━━ The data ━━

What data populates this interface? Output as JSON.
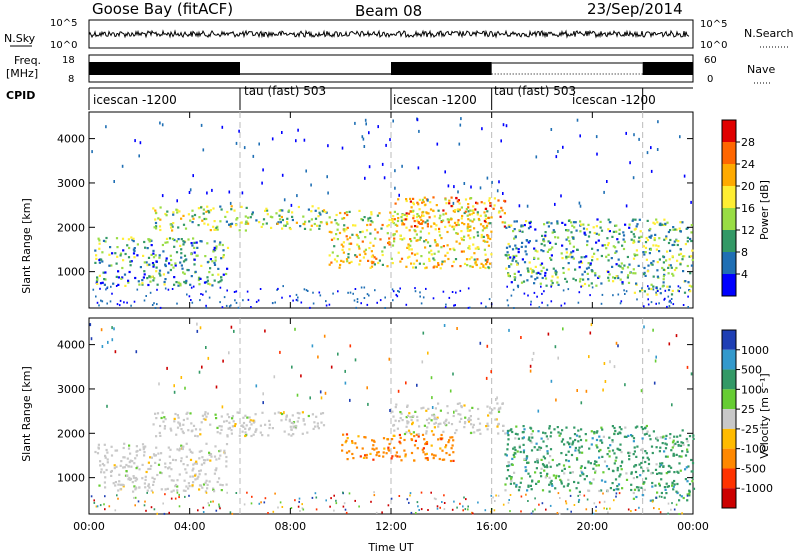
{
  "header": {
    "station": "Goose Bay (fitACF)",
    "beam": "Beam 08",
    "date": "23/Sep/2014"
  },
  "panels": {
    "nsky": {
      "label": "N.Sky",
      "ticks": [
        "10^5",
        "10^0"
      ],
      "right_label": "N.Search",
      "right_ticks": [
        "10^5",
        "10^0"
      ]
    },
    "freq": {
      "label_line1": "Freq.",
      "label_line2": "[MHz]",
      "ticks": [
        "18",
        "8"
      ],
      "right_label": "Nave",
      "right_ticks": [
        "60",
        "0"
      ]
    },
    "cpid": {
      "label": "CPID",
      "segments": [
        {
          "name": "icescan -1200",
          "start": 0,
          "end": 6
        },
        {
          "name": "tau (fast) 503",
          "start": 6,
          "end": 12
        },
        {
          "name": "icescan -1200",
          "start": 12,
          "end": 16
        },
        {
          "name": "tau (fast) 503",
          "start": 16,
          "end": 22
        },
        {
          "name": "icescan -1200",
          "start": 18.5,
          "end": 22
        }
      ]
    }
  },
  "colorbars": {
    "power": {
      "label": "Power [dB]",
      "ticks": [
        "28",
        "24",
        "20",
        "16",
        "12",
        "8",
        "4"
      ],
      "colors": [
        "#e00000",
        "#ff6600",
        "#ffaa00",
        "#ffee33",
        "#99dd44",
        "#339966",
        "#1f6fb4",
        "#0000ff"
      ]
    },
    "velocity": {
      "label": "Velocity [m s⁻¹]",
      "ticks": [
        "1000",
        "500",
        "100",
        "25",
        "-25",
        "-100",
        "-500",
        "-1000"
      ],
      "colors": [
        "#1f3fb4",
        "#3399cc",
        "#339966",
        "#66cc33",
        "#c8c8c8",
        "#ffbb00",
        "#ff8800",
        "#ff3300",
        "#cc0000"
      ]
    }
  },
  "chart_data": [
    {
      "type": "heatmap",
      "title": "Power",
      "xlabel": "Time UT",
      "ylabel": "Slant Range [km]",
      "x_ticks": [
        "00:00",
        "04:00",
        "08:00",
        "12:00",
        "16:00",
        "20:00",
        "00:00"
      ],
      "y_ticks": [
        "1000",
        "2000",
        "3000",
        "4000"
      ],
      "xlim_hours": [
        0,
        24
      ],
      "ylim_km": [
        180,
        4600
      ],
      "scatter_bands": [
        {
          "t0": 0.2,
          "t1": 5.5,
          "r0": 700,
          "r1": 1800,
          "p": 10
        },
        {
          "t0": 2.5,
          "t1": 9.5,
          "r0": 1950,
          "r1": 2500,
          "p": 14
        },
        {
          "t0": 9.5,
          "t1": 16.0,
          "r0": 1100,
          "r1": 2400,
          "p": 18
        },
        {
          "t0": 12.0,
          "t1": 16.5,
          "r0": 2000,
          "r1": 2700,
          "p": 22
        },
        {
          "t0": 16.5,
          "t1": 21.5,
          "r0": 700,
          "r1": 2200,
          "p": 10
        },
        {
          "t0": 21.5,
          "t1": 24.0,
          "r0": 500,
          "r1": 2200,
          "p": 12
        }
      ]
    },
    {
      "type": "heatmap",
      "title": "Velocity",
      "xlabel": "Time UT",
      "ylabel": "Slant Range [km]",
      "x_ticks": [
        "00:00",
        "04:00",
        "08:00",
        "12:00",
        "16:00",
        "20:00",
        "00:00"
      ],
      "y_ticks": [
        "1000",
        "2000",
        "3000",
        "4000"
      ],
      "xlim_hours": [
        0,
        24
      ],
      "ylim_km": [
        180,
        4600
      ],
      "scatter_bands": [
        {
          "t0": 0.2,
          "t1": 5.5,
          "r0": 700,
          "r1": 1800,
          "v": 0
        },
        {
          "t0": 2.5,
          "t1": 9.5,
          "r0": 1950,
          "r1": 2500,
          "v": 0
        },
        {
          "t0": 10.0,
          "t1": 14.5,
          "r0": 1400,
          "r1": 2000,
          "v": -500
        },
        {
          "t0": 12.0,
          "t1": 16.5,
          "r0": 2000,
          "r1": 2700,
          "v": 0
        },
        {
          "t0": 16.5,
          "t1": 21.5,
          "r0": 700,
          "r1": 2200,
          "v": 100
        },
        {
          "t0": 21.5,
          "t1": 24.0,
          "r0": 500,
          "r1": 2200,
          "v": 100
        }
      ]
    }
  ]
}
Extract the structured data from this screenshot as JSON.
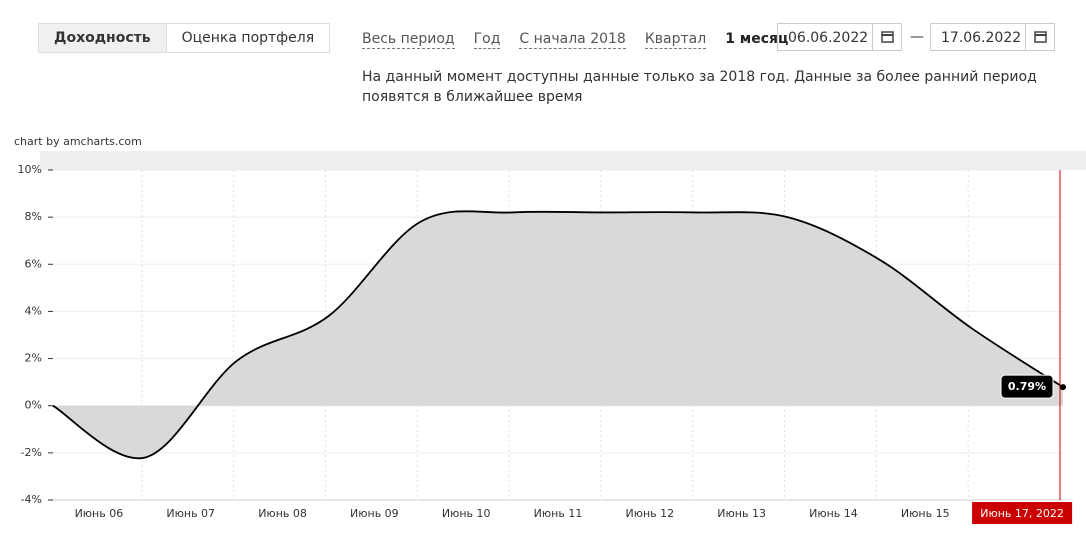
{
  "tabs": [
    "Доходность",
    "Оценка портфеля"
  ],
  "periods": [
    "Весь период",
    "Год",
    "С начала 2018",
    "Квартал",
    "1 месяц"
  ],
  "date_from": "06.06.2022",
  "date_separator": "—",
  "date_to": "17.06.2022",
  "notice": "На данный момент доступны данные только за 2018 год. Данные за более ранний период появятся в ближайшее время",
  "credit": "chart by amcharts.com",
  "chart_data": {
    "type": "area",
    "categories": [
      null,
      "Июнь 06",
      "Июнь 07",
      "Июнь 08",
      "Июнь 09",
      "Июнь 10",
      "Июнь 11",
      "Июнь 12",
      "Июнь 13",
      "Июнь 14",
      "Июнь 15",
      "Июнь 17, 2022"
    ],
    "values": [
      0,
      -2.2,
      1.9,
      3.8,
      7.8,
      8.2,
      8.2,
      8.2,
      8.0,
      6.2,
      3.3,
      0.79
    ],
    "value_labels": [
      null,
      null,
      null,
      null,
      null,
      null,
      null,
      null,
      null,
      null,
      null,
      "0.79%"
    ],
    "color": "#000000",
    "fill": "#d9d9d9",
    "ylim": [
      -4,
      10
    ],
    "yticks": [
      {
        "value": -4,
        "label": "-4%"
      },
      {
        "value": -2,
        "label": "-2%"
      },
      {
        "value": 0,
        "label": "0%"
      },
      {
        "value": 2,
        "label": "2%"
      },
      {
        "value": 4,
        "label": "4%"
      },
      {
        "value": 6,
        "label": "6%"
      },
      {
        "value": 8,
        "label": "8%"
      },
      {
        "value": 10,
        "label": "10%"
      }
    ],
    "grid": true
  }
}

━━━

Check the data for the word "период" and pull out the lines that have it.

    "Весь период",
  "notice": "На данный момент доступны данные только за 2018 год. Данные за более ранний период появятся в ближайшее время",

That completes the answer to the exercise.